Skip to main content

Data Collection

How Sentry Analytics collects and processes data from multiple sources.

📊 Data Sources

SourceData TypeMethodUpdate Frequency
KununuEmployee reviewsWeb scrapingOn-demand
GoogleBusiness reviewsPlaces APIOn-demand
RedditDiscussionsReddit APIOn-demand
IndeedJob vacanciesWeb scrapingOn-demand

🔧 Scraping Architecture

User Request → Smart Search → Scraping Queue → 4 Parallel Jobs → Database

┌─────────┴─────────┐
↓ ↓ ↓ ↓
Kununu Google Reddit Indeed
↓ ↓ ↓ ↓
└─────────┬─────────┘

Sentiment Analysis (AI)

Topic Extraction (ABSA)

Trust Score Calculation

1. Kununu Scraper

Purpose: Employee reviews from DACH region

Data Collected

  • Review title and text
  • Rating (1-5 stars)
  • Pros and cons
  • Job role and location
  • Review date

Technology

  • Selenium with undetected-chromedriver
  • Anti-bot: delays, user-agent rotation
  • Rate: ~100 reviews/minute

2. Google Reviews

Purpose: Customer/employer reviews from Google Maps

Data Collected

  • Reviewer name
  • Rating (1-5 stars)

# The data
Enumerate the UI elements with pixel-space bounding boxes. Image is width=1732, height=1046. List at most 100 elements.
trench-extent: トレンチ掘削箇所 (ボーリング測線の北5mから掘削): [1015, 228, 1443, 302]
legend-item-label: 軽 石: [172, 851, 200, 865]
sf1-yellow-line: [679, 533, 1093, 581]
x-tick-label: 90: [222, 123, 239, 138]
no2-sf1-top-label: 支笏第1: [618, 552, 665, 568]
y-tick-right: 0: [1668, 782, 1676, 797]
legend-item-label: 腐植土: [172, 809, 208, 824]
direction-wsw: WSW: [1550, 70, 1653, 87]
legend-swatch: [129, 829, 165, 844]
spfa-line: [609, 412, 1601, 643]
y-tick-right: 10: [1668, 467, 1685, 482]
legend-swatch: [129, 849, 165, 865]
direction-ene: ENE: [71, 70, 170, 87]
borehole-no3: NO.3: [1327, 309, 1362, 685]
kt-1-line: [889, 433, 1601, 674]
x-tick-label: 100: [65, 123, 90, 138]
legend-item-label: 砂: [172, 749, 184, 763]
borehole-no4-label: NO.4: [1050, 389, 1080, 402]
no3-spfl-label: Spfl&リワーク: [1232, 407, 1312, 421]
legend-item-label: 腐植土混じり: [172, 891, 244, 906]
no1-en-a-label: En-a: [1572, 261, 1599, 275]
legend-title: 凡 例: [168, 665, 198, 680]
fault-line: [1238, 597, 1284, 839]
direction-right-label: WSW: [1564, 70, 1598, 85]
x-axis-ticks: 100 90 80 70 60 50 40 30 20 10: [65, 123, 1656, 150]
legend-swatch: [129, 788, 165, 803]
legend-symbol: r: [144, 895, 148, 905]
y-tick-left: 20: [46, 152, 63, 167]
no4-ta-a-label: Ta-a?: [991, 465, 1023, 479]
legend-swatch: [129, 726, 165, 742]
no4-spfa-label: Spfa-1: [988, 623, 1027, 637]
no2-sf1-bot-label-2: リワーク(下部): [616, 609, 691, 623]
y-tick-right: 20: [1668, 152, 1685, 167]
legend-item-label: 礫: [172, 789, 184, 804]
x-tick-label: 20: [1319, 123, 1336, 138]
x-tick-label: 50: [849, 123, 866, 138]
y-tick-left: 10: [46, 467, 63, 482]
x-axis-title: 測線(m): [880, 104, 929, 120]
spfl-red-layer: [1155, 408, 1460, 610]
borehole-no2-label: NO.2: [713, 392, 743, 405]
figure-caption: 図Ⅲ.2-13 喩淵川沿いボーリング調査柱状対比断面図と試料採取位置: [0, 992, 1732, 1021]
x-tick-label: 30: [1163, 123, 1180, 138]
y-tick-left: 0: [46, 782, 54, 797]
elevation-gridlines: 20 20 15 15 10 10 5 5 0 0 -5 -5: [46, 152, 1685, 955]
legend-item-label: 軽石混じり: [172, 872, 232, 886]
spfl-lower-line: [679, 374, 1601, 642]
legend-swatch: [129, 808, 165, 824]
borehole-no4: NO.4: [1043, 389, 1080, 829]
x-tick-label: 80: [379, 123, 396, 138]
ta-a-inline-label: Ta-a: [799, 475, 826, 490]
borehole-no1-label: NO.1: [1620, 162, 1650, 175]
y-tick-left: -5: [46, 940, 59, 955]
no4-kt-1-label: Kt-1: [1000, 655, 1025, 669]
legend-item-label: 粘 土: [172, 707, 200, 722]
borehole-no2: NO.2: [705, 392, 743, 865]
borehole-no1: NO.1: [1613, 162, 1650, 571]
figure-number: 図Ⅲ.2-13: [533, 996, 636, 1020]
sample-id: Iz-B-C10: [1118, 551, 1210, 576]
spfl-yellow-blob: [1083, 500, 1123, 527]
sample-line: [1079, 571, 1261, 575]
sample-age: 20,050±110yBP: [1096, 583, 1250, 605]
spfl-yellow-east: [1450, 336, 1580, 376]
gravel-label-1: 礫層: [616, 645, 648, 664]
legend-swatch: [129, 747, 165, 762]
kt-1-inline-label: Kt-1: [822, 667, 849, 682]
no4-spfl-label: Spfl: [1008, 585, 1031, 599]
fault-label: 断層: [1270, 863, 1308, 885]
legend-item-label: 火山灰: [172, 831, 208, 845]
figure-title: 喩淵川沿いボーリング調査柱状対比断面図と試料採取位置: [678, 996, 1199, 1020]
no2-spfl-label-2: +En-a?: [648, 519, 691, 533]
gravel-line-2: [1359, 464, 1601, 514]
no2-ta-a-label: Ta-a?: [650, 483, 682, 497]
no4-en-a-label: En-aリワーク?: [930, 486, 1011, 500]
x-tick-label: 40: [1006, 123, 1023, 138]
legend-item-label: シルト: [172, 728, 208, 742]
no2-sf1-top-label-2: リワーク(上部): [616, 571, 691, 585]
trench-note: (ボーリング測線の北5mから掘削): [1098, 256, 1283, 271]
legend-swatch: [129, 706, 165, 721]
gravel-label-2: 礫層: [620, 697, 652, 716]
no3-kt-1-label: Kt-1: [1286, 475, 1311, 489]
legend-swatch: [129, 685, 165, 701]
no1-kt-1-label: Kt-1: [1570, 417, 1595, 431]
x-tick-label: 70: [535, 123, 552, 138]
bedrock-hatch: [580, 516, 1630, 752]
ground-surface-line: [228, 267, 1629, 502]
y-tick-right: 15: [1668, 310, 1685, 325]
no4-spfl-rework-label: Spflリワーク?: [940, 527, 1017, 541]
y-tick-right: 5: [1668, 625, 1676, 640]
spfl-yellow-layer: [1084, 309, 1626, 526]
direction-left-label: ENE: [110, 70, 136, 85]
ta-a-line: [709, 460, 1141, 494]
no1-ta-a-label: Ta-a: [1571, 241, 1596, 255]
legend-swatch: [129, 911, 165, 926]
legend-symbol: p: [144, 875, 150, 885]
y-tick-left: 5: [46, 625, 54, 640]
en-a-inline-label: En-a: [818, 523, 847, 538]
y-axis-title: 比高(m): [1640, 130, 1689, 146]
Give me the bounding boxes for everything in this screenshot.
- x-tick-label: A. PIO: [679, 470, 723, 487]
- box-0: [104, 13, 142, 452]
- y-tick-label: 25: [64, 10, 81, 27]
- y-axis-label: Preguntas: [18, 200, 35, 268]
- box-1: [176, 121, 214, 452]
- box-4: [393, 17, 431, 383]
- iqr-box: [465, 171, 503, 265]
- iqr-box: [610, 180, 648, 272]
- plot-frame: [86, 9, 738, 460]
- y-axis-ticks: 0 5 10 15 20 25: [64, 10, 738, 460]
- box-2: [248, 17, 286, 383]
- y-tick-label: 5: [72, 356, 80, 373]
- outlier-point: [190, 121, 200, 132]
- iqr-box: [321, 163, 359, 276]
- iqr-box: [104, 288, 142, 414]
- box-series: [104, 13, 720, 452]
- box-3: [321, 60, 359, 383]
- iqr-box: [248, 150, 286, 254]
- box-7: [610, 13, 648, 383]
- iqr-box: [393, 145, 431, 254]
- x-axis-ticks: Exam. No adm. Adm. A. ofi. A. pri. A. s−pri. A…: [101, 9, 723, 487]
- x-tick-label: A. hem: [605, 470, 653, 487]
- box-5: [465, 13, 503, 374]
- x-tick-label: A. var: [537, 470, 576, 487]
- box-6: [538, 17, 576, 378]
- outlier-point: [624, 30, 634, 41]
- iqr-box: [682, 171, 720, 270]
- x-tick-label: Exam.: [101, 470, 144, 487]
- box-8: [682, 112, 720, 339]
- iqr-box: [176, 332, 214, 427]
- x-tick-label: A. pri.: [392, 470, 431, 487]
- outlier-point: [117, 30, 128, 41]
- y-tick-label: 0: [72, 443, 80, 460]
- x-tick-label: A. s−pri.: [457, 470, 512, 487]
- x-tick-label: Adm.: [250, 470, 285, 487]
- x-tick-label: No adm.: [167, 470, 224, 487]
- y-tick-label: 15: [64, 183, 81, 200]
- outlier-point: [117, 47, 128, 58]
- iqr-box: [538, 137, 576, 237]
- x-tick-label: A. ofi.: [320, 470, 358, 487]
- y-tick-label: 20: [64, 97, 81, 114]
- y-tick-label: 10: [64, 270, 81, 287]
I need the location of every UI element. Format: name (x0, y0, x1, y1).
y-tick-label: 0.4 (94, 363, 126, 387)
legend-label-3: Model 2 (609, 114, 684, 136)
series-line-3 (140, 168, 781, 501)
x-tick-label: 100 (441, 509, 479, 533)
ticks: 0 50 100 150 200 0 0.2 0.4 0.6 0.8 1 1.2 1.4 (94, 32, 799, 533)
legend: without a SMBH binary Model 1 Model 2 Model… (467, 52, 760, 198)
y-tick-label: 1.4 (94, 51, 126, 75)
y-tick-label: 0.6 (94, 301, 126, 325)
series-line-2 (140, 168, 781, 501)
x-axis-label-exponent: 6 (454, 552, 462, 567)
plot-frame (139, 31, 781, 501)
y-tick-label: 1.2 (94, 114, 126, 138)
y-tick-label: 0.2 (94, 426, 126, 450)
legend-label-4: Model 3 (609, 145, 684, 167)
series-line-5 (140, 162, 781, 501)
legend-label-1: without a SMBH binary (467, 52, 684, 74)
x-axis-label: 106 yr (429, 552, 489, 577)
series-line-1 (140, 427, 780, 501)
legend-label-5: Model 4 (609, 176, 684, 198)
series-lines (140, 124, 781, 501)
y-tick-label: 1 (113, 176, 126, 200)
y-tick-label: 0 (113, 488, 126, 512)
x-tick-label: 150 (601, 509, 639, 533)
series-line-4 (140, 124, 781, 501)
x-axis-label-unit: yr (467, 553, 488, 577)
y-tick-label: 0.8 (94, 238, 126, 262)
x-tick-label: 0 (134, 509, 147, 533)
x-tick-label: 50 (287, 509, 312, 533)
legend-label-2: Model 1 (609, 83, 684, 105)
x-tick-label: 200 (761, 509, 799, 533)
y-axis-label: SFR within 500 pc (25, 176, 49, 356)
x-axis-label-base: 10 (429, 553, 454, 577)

# Activity 1
Answer these from the Sentry Analytics data collection page:
(a) What tool does the Kununu scraper use?
(b) What is the stated purpose of the Google Reviews source?
(c) In the architecture outline, which step follows Topic Extraction (ABSA)?
# Activity 2
Pick up the Sentry Analytics data collection page after its final line and write the next part.

# Answer space 1
(a) Selenium with undetected-chromedriver.
(b) Customer/employer reviews from Google Maps.
(c) Trust Score Calculation.

# Answer space 2
  • Review text
  • Date

Technology

  • Google Places API (official)
  • Rate: 50 requests/day (free tier)
  • Cached 24 hours

3. Reddit Scraper

Purpose: Company discussions and sentiment

Data Collected

  • Post title and body
  • Comments
  • Upvotes/score
  • Subreddit source
  • Date

Subreddits

  • r/jobs, r/careerguidance
  • r/cscareerquestions
  • r/germany (DACH companies)

Technology

  • PRAW (Python Reddit API)
  • OAuth2 authentication
  • Rate: 60 requests/minute

4. Indeed Vacancies

Purpose: Track job openings for turnover analysis

Data Collected

  • Job title
  • Location
  • Salary range
  • Posted date

Technology

  • Selenium scraping
  • Rate: ~50 jobs/minute

One-click analysis creates 4 scraping jobs:

POST /api/scraping/magic-search
{
"company_name": "BMW",
"country": "de"
}

Response:

{
"status": "scraping_started",
"jobs_started": 4,
"message": "🚀 Analysis started!"
}

🔄 Job Management

Job Statuses

StatusMeaning
pendingIn queue
runningCurrently scraping
completedFinished
failedError occurred
cancelledManually stopped

Monitor Jobs

GET /api/scraping/jobs/JOB_ID

# Response
{
"status": "running",
"reviews_collected": 156,
"progress_percent": 78
}

⚡ Post-Processing

After scraping completes:

  1. Deduplication - Remove duplicates
  2. Sentiment Analysis - AI categorization (Gemini 2.5)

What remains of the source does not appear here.